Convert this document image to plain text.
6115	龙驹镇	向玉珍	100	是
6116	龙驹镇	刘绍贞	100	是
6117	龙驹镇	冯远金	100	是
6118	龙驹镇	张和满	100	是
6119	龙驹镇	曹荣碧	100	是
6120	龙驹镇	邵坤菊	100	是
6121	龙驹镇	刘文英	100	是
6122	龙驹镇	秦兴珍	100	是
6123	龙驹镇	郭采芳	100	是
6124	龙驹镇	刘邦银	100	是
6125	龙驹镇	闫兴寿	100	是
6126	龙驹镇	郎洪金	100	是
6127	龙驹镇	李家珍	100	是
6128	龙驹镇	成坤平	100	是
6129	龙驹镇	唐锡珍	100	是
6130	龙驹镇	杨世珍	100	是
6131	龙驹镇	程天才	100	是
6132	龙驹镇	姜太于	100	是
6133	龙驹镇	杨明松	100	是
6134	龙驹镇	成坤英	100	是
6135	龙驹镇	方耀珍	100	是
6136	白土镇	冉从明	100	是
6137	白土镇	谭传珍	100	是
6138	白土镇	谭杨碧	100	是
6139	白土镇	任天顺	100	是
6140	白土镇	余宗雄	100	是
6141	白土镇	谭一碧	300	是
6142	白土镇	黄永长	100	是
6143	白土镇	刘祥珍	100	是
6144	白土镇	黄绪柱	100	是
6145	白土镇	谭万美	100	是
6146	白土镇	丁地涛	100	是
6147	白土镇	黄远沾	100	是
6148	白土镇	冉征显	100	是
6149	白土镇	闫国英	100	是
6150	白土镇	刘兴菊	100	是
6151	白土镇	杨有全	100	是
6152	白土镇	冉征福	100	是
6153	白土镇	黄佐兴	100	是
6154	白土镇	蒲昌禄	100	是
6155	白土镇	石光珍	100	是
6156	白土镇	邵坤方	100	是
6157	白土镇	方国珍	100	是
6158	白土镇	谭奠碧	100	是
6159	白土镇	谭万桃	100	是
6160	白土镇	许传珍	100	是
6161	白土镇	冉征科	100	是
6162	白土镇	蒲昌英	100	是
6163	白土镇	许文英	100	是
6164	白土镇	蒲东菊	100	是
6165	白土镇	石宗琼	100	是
--
Copy every record exactly, with nothing added or dropped.

Convert this document image to plain text.
6115	龙驹镇	向玉珍	100	是
6116	龙驹镇	刘绍贞	100	是
6117	龙驹镇	冯远金	100	是
6118	龙驹镇	张和满	100	是
6119	龙驹镇	曹荣碧	100	是
6120	龙驹镇	邵坤菊	100	是
6121	龙驹镇	刘文英	100	是
6122	龙驹镇	秦兴珍	100	是
6123	龙驹镇	郭采芳	100	是
6124	龙驹镇	刘邦银	100	是
6125	龙驹镇	闫兴寿	100	是
6126	龙驹镇	郎洪金	100	是
6127	龙驹镇	李家珍	100	是
6128	龙驹镇	成坤平	100	是
6129	龙驹镇	唐锡珍	100	是
6130	龙驹镇	杨世珍	100	是
6131	龙驹镇	程天才	100	是
6132	龙驹镇	姜太于	100	是
6133	龙驹镇	杨明松	100	是
6134	龙驹镇	成坤英	100	是
6135	龙驹镇	方耀珍	100	是
6136	白土镇	冉从明	100	是
6137	白土镇	谭传珍	100	是
6138	白土镇	谭杨碧	100	是
6139	白土镇	任天顺	100	是
6140	白土镇	余宗雄	100	是
6141	白土镇	谭一碧	300	是
6142	白土镇	黄永长	100	是
6143	白土镇	刘祥珍	100	是
6144	白土镇	黄绪柱	100	是
6145	白土镇	谭万美	100	是
6146	白土镇	丁地涛	100	是
6147	白土镇	黄远沾	100	是
6148	白土镇	冉征显	100	是
6149	白土镇	闫国英	100	是
6150	白土镇	刘兴菊	100	是
6151	白土镇	杨有全	100	是
6152	白土镇	冉征福	100	是
6153	白土镇	黄佐兴	100	是
6154	白土镇	蒲昌禄	100	是
6155	白土镇	石光珍	100	是
6156	白土镇	邵坤方	100	是
6157	白土镇	方国珍	100	是
6158	白土镇	谭奠碧	100	是
6159	白土镇	谭万桃	100	是
6160	白土镇	许传珍	100	是
6161	白土镇	冉征科	100	是
6162	白土镇	蒲昌英	100	是
6163	白土镇	许文英	100	是
6164	白土镇	蒲东菊	100	是
6165	白土镇	石宗琼	100	是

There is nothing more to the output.